## Data to process

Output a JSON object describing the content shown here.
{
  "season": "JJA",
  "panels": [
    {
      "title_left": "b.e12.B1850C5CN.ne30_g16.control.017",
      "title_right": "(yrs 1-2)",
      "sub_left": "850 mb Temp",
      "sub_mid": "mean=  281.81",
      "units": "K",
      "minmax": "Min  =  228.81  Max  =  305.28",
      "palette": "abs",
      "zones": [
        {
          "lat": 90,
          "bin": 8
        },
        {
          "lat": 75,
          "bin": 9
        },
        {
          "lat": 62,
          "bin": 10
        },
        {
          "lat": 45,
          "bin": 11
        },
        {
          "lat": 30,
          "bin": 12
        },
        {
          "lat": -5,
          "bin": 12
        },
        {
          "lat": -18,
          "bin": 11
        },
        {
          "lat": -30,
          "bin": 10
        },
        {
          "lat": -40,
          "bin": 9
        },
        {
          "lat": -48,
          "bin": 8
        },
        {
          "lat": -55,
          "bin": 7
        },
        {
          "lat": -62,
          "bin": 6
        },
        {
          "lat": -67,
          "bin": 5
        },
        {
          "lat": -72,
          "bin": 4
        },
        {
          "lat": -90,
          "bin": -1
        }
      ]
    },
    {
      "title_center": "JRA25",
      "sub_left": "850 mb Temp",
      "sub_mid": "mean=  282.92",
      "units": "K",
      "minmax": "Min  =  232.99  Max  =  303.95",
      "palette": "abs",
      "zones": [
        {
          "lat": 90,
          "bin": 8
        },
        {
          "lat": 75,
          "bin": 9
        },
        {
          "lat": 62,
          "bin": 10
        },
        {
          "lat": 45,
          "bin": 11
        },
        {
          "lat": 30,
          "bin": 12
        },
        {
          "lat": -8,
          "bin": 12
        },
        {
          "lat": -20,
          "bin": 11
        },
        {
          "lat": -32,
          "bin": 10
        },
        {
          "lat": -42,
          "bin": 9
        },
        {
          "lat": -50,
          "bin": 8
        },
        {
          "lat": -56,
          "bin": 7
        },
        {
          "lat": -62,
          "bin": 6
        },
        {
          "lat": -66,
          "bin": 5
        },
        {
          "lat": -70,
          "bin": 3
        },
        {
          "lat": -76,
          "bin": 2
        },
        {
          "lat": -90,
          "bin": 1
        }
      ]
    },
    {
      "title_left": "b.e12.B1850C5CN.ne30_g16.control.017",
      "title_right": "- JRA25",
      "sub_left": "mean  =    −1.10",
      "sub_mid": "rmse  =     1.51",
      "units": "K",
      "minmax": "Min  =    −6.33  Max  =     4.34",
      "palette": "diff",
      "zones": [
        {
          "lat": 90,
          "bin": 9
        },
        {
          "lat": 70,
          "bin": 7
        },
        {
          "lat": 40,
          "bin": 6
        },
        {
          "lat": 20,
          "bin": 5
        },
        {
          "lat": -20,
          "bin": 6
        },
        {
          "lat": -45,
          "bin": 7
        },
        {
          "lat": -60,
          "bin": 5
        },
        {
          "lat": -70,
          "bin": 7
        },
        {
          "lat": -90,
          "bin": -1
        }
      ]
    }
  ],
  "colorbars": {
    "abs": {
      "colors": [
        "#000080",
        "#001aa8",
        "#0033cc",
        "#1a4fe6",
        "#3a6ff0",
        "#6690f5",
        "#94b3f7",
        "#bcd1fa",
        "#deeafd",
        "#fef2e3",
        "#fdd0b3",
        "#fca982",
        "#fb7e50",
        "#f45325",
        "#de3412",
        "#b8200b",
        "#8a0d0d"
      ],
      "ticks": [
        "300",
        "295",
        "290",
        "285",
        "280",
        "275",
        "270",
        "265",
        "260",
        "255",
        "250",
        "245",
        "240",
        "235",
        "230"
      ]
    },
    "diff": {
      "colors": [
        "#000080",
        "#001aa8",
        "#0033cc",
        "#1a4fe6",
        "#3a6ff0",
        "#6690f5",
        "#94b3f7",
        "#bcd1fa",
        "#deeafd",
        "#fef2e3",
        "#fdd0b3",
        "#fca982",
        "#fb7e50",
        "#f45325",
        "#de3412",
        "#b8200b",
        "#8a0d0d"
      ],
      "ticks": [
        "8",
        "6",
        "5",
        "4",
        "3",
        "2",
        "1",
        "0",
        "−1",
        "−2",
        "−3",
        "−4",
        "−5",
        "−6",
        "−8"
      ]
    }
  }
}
==
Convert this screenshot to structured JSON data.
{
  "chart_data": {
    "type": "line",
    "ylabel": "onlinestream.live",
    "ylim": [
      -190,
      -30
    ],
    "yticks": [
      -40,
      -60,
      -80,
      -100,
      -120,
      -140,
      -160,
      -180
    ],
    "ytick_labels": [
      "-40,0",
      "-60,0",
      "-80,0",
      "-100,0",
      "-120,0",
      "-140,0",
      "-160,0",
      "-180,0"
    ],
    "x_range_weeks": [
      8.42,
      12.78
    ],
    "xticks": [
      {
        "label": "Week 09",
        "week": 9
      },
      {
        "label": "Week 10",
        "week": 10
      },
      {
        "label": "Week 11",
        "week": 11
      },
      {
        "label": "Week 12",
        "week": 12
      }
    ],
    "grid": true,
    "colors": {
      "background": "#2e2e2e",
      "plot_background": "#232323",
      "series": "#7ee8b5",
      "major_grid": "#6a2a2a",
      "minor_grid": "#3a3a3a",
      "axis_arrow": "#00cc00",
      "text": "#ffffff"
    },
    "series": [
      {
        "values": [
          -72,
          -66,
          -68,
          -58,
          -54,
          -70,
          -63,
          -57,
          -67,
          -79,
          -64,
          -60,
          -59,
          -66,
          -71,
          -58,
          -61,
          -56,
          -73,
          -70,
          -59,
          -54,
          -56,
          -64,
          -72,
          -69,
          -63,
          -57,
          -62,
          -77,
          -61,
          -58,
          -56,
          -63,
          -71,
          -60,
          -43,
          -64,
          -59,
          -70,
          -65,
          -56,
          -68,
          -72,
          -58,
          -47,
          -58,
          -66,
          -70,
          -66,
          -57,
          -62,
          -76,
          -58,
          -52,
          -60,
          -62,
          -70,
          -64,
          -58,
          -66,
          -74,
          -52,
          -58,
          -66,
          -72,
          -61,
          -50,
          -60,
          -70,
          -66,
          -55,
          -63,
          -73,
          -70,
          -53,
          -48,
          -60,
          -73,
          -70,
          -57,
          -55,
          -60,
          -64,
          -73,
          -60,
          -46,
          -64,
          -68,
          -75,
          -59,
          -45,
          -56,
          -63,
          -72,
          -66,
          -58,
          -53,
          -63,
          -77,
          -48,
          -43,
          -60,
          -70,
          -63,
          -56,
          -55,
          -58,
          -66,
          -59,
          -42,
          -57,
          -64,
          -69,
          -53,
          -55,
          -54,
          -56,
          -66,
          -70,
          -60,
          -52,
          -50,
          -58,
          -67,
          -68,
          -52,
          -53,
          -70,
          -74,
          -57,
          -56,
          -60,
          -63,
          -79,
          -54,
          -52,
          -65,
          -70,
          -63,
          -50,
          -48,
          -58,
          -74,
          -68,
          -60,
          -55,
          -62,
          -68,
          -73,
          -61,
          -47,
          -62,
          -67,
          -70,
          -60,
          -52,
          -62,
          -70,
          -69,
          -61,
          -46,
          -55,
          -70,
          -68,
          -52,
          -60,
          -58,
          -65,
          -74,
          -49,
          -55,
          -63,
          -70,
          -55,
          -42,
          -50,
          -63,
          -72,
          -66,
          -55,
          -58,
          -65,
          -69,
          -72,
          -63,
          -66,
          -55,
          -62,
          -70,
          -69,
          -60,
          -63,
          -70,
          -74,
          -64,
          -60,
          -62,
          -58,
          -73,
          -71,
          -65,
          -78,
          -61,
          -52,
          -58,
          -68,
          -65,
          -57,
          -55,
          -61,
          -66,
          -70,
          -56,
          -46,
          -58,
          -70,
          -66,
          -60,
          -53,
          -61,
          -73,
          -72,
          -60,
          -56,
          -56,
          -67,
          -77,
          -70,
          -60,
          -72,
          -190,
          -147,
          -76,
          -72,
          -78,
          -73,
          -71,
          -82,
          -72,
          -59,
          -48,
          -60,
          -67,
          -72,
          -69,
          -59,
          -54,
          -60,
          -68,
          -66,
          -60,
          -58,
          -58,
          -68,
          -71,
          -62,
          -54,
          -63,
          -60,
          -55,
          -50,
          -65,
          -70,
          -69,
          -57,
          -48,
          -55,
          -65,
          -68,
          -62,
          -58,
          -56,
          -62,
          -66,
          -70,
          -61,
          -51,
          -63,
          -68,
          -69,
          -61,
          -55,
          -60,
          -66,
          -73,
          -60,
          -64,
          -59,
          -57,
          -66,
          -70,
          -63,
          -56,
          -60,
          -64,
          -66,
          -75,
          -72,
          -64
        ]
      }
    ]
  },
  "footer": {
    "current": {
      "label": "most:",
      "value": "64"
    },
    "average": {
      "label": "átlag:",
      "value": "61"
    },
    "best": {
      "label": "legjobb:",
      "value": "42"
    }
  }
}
* * *
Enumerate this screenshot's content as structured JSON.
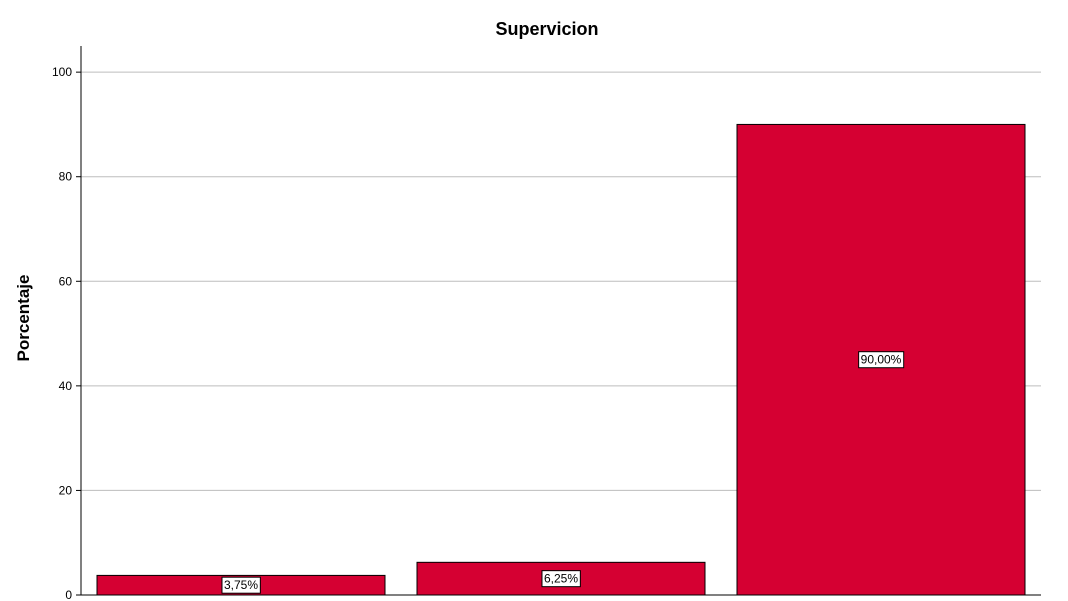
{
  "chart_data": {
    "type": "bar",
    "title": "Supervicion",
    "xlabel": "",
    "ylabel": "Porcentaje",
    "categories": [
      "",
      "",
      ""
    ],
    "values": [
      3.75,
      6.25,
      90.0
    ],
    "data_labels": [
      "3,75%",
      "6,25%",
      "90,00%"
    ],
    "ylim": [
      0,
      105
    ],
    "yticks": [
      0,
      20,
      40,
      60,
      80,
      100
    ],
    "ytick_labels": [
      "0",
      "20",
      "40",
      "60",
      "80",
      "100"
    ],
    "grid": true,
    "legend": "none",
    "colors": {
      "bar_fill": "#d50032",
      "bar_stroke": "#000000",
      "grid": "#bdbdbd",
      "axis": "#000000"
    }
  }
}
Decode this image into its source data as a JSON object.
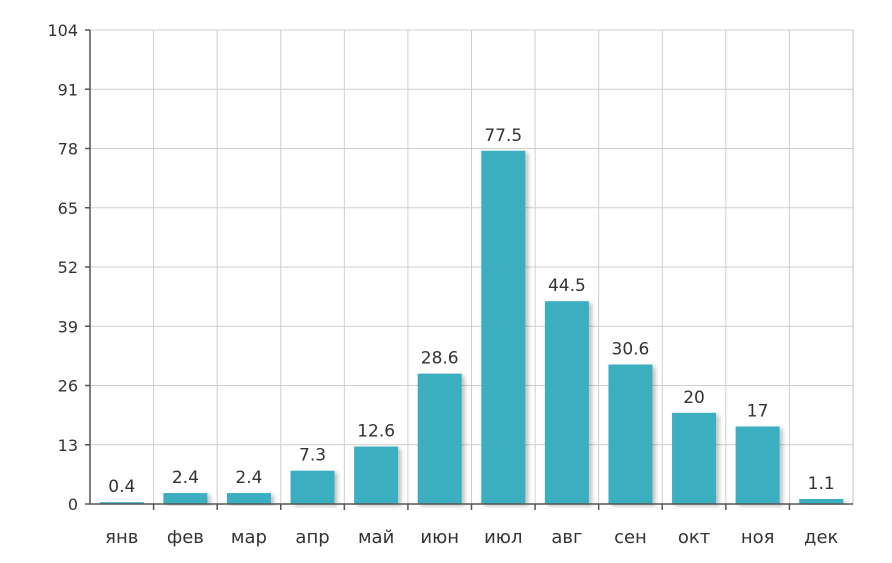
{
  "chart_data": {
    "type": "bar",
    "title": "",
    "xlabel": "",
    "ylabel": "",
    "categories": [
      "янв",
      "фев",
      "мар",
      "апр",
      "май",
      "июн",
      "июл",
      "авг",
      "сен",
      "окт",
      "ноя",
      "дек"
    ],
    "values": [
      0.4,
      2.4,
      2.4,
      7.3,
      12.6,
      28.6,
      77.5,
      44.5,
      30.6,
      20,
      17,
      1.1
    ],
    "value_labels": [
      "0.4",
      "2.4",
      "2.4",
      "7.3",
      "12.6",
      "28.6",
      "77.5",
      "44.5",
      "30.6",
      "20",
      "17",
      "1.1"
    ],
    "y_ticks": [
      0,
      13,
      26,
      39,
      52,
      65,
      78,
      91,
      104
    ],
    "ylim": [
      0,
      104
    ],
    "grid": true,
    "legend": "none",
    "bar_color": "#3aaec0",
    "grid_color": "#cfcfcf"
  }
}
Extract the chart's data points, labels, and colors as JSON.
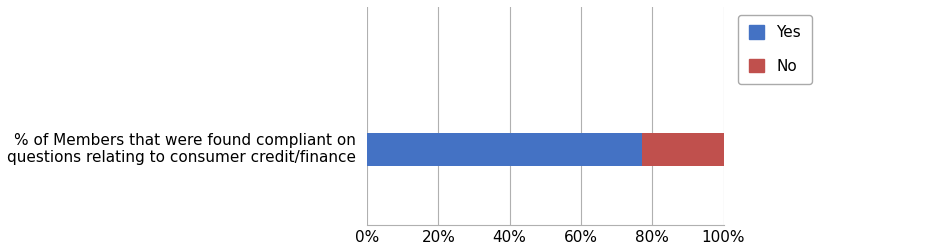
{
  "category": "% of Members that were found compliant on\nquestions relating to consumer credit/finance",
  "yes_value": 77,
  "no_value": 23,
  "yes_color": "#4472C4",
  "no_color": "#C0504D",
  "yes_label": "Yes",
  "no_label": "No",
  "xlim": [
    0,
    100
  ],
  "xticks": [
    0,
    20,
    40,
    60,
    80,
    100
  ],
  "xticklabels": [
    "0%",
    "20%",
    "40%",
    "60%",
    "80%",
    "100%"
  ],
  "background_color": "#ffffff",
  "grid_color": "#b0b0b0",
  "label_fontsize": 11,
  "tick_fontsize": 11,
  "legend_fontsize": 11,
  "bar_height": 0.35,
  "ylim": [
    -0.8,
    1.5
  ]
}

## Task instructions
Filter the records above for "mean" and copy every matching line.

## Output below
      "sub_mid": "mean=  281.81",
      "sub_mid": "mean=  282.92",
      "sub_left": "mean  =    −1.10",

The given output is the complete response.